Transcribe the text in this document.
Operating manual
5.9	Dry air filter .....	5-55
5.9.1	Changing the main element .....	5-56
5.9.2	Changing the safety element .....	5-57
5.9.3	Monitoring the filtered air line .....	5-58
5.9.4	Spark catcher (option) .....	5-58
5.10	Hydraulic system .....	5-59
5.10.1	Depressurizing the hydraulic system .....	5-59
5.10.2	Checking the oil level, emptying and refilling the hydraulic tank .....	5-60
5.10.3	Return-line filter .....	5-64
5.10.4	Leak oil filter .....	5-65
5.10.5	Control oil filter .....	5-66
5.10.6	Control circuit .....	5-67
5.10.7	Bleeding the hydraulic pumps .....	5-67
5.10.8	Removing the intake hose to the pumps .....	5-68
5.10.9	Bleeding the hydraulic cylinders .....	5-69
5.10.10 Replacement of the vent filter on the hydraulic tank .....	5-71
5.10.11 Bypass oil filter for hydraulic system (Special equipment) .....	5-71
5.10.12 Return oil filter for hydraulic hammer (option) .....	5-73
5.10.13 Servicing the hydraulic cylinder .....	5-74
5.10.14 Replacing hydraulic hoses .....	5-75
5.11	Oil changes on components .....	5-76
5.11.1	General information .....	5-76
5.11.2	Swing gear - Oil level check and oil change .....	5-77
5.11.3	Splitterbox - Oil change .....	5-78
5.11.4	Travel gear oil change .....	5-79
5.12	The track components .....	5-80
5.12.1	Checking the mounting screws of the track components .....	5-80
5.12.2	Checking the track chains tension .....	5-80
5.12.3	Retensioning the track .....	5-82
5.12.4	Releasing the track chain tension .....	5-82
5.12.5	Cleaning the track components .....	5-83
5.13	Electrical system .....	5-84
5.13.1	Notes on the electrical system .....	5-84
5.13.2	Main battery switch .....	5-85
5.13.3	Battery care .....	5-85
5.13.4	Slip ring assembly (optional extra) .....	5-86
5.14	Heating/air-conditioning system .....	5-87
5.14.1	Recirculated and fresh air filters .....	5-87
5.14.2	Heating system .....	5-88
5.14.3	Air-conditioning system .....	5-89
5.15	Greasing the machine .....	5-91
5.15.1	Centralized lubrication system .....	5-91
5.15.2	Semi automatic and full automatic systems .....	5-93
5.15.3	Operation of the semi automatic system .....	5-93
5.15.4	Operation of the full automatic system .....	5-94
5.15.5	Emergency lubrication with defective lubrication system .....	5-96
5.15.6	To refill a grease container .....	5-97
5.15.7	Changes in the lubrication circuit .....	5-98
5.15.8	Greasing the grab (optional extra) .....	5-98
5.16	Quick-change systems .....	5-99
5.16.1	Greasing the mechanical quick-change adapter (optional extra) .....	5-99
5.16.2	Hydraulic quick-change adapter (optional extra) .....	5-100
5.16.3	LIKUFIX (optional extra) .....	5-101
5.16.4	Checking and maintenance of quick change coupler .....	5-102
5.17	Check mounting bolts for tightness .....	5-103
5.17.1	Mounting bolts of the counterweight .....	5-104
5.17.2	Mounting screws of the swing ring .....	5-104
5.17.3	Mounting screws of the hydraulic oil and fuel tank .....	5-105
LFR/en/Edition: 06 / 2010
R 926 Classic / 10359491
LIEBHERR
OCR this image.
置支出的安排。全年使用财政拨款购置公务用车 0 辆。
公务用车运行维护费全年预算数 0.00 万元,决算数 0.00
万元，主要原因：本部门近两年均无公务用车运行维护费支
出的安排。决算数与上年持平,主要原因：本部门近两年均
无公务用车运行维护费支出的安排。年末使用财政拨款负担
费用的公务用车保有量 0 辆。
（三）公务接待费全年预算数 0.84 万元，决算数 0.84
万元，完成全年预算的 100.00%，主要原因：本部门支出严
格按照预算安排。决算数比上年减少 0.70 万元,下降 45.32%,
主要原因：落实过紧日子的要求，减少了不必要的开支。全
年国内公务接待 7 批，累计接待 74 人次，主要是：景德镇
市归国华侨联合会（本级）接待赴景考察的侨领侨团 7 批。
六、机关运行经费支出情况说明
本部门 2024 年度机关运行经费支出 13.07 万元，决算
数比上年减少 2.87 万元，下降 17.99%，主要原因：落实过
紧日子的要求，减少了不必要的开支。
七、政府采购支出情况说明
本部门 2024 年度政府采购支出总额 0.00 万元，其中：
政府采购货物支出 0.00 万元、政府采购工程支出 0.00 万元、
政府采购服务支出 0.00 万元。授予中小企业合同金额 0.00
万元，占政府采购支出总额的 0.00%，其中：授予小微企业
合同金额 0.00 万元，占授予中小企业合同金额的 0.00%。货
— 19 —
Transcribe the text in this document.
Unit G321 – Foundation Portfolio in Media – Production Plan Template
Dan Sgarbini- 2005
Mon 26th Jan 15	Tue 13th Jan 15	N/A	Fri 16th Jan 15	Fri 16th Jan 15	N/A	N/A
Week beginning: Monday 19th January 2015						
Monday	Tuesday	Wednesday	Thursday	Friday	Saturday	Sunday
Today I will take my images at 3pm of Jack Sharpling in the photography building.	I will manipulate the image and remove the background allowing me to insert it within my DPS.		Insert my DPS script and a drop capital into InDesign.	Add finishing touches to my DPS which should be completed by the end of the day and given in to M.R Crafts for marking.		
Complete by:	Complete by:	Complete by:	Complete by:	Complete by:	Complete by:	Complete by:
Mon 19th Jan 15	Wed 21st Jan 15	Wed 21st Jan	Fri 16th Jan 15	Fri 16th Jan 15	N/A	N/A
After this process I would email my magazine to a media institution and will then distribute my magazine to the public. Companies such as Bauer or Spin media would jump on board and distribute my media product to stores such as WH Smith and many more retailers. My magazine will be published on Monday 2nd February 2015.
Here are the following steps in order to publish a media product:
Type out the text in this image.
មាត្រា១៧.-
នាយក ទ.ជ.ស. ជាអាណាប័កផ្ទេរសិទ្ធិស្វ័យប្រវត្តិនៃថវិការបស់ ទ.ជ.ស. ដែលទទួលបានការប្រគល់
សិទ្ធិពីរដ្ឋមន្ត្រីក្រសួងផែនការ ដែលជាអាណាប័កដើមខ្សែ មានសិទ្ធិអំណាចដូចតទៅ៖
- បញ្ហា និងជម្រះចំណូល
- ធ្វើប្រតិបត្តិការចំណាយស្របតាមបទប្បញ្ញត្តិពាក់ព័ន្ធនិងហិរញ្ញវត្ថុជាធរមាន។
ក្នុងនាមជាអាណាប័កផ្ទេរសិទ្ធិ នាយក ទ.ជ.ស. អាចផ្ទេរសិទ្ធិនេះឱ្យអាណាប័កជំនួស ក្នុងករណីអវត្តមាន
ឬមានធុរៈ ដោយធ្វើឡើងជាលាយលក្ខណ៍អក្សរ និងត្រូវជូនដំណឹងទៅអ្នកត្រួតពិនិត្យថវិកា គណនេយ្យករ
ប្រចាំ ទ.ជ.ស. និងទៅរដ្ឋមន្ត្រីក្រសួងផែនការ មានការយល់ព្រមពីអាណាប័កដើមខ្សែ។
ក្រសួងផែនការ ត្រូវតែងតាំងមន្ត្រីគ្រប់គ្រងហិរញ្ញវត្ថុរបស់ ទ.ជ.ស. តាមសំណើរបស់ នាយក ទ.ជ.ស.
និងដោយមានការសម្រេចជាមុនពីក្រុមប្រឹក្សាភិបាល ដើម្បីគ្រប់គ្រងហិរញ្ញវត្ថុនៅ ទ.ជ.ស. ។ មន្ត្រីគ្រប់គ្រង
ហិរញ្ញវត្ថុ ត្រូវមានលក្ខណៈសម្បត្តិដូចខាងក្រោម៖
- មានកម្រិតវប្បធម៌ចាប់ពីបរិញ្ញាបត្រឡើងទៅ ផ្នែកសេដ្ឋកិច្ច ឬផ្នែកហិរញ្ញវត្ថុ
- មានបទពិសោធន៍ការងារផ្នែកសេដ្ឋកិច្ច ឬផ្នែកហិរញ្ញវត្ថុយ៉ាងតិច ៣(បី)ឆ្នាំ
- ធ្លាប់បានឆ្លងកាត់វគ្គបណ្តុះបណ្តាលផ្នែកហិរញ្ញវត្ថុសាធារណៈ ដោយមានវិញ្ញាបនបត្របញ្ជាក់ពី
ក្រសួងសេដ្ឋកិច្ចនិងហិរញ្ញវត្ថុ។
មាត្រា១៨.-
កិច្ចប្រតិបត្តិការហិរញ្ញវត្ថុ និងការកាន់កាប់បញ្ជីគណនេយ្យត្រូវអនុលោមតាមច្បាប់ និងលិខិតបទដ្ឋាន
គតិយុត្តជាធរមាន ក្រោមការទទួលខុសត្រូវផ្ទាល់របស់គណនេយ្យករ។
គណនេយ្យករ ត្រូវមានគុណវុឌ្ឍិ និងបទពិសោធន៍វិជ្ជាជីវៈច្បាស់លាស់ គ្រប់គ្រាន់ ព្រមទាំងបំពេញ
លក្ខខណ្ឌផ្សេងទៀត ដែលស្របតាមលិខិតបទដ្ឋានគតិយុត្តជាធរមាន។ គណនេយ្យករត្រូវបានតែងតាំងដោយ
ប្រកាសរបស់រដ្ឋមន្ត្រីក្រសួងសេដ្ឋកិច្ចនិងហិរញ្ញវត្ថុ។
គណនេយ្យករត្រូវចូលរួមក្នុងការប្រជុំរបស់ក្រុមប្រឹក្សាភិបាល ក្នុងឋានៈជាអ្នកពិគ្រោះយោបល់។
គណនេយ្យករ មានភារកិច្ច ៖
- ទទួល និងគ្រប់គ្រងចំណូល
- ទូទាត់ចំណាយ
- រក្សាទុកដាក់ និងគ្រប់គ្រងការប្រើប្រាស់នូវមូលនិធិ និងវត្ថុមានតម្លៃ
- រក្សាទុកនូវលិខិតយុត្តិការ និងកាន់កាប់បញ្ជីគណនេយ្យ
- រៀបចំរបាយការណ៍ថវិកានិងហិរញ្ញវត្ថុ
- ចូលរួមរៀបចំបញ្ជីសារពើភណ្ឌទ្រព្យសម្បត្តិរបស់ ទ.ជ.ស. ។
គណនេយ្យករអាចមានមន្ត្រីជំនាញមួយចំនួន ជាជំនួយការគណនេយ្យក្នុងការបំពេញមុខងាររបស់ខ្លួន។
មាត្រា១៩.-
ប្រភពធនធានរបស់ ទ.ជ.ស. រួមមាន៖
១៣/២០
————————
Show all lines from the listing above in which "Monday" appears.

** Response to the exercise **
Week beginning: Monday 19th January 2015						
Monday	Tuesday	Wednesday	Thursday	Friday	Saturday	Sunday
After this process I would email my magazine to a media institution and will then distribute my magazine to the public. Companies such as Bauer or Spin media would jump on board and distribute my media product to stores such as WH Smith and many more retailers. My magazine will be published on Monday 2nd February 2015.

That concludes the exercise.